▶ [SUPPLIED MATERIAL]:
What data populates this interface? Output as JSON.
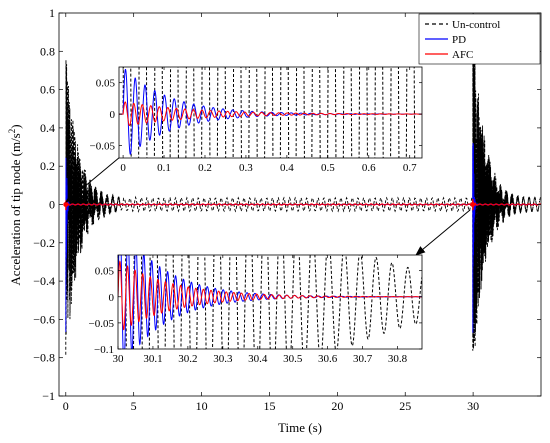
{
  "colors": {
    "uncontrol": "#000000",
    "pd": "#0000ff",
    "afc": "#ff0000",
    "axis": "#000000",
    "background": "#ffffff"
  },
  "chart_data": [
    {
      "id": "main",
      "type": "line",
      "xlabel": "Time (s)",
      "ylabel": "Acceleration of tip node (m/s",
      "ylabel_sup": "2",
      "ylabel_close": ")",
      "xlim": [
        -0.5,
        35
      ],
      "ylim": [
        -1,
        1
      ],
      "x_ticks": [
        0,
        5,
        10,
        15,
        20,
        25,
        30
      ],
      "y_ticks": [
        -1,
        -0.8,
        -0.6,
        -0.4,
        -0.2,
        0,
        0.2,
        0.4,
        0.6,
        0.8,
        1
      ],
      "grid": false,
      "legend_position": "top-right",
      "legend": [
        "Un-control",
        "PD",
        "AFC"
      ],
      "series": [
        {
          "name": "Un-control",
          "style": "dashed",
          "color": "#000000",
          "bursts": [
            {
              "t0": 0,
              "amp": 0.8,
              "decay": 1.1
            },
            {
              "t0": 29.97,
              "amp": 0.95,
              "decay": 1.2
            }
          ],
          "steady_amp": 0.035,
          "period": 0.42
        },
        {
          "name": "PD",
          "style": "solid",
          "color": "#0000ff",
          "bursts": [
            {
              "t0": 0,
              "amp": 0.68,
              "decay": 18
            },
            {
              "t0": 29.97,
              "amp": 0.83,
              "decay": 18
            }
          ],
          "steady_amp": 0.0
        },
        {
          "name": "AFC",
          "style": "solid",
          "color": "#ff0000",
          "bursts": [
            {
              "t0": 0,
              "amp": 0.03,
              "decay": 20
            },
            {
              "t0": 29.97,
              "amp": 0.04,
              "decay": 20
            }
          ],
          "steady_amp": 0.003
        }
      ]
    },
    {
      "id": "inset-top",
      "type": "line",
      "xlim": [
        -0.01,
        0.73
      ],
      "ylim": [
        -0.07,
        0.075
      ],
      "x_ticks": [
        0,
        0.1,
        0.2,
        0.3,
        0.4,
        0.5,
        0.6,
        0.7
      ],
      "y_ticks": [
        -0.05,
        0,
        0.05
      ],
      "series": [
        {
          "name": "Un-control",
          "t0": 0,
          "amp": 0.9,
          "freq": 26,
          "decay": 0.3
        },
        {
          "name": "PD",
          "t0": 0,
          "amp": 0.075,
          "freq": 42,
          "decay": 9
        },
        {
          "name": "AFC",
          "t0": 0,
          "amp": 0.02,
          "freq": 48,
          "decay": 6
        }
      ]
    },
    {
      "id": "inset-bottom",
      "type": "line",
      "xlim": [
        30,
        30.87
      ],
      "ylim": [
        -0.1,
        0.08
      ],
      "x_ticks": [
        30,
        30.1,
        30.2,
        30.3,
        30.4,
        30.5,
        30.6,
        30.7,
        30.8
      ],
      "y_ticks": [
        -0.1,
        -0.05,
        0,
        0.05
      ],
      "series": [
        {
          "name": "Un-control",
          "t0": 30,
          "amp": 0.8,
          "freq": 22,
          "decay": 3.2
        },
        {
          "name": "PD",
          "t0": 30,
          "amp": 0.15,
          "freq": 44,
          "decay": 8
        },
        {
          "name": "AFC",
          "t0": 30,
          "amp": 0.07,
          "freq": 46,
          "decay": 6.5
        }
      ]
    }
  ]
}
...
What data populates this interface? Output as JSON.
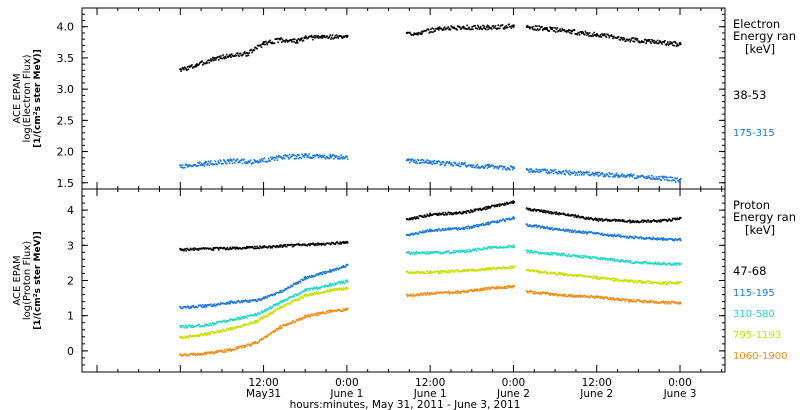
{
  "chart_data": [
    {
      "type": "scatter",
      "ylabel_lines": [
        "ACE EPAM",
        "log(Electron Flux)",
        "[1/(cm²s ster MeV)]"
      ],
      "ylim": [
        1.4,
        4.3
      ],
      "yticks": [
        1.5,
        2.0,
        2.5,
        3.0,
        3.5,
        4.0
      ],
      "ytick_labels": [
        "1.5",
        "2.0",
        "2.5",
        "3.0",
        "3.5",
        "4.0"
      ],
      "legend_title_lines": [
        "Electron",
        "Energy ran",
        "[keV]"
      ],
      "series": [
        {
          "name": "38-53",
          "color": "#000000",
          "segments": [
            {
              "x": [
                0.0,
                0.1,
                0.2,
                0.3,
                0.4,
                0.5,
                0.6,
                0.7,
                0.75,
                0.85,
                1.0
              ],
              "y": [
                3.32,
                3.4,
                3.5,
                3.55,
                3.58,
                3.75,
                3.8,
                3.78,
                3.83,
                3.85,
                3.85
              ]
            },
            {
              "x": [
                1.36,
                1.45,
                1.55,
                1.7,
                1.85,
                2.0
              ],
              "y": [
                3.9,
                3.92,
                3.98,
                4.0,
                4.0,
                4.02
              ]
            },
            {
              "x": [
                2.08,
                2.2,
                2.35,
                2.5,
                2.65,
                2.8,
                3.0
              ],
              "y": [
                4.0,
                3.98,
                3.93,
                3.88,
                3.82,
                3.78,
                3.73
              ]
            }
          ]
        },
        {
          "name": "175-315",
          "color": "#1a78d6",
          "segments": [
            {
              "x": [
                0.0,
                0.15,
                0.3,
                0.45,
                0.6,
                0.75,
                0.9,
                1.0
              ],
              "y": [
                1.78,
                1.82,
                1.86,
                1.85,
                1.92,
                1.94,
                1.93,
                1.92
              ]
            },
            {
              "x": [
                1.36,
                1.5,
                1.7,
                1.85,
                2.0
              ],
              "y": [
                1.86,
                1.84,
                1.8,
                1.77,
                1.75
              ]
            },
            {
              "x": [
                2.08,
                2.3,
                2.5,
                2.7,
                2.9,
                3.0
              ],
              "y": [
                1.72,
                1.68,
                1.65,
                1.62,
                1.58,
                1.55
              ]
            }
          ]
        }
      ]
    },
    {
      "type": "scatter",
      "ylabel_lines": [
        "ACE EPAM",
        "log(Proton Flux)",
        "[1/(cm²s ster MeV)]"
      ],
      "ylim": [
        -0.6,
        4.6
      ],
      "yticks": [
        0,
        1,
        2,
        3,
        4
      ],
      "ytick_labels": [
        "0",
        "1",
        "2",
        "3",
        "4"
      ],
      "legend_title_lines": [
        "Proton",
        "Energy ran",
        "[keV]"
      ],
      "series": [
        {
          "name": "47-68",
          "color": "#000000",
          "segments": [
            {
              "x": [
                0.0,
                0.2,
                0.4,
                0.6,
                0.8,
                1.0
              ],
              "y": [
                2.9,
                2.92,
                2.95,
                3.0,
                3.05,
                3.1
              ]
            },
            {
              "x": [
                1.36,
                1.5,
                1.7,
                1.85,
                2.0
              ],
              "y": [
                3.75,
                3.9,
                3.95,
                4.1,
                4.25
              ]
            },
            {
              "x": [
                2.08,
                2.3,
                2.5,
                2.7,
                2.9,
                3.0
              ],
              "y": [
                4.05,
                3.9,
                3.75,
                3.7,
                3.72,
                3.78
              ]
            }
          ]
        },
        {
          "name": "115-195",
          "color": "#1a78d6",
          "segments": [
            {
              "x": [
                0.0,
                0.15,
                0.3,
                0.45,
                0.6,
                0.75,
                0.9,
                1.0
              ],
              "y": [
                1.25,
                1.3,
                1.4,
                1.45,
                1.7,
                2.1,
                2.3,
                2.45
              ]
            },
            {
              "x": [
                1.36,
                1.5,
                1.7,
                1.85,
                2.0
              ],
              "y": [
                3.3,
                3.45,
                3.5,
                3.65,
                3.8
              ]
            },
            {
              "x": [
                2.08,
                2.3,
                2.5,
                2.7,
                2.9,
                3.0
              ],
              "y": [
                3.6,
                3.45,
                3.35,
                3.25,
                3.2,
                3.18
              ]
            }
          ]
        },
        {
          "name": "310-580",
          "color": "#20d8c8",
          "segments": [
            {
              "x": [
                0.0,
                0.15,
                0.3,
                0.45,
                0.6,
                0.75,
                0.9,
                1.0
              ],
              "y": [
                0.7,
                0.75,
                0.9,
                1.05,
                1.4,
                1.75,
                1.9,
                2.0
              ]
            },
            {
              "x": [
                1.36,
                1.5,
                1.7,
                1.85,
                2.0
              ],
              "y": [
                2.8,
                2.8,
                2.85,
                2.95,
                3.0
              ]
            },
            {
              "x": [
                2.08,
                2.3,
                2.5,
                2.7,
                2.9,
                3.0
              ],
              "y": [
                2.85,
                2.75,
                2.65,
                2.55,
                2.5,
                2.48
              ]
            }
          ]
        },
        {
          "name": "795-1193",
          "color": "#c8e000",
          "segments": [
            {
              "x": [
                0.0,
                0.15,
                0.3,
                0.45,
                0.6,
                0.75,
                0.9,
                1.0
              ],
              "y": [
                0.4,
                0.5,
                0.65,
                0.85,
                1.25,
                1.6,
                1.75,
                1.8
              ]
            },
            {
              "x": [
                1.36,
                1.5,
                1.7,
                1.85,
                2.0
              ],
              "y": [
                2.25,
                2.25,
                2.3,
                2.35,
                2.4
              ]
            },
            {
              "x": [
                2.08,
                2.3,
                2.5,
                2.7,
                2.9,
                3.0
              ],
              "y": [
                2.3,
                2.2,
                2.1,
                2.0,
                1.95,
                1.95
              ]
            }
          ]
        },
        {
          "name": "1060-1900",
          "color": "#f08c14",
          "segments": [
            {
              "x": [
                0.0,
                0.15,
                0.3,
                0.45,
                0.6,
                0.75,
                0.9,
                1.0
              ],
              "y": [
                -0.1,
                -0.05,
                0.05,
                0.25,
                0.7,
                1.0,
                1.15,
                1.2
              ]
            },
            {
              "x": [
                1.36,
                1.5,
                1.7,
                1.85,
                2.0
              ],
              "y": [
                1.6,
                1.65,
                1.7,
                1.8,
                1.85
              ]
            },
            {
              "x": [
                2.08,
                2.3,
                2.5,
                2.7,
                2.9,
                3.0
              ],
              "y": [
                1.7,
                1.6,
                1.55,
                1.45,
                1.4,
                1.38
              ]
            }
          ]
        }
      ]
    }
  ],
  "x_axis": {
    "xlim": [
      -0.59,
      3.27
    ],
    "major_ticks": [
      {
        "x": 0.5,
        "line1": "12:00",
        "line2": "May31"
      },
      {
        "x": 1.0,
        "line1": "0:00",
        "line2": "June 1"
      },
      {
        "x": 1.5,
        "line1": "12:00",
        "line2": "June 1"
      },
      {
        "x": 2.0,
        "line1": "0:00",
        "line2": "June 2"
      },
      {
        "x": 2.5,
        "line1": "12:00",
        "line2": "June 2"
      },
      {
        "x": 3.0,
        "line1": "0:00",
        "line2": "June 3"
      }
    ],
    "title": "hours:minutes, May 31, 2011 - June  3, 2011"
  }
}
---
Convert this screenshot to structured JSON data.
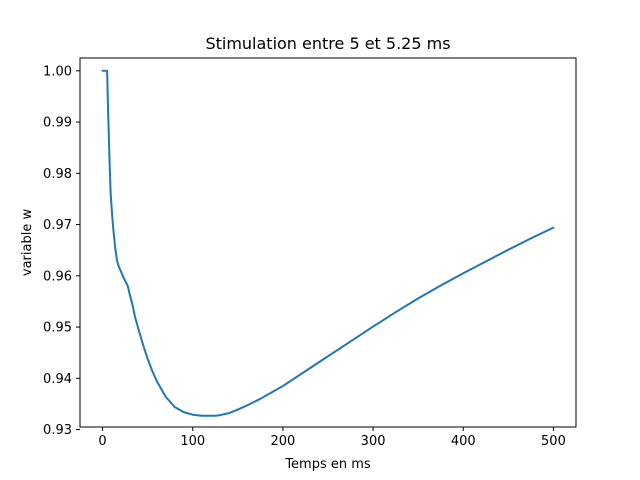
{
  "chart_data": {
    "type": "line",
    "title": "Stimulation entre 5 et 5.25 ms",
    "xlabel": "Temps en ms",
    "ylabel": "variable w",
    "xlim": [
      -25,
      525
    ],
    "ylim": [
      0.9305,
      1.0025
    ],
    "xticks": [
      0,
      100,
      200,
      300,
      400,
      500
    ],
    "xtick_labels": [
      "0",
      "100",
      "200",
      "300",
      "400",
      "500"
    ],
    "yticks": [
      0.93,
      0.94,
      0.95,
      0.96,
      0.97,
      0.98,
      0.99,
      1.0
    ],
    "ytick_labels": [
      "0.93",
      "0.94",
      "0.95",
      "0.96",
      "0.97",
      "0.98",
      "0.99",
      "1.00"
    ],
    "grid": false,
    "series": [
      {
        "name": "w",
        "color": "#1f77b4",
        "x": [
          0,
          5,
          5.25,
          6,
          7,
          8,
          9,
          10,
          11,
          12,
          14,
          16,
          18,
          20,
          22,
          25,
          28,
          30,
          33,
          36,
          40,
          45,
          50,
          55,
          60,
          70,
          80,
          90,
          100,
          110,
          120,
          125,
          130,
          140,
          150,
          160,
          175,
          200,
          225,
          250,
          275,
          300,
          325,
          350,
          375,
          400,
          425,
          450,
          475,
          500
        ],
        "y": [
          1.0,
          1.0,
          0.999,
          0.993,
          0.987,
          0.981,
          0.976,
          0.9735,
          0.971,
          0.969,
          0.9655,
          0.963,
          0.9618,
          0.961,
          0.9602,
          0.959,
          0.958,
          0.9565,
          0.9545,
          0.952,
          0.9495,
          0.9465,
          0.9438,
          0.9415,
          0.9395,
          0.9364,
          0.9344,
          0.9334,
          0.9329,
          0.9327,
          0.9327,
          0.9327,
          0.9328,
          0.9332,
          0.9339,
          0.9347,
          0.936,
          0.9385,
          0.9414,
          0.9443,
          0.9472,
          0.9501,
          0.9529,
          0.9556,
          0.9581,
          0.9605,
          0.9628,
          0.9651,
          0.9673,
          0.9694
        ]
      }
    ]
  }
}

▶ [PROBLEM REQUIREMENTS]: Each line containing "freq" counts once; state the total number of such lines and nothing else.

▶ [OUTPUT OF THE EXERCISE]: 6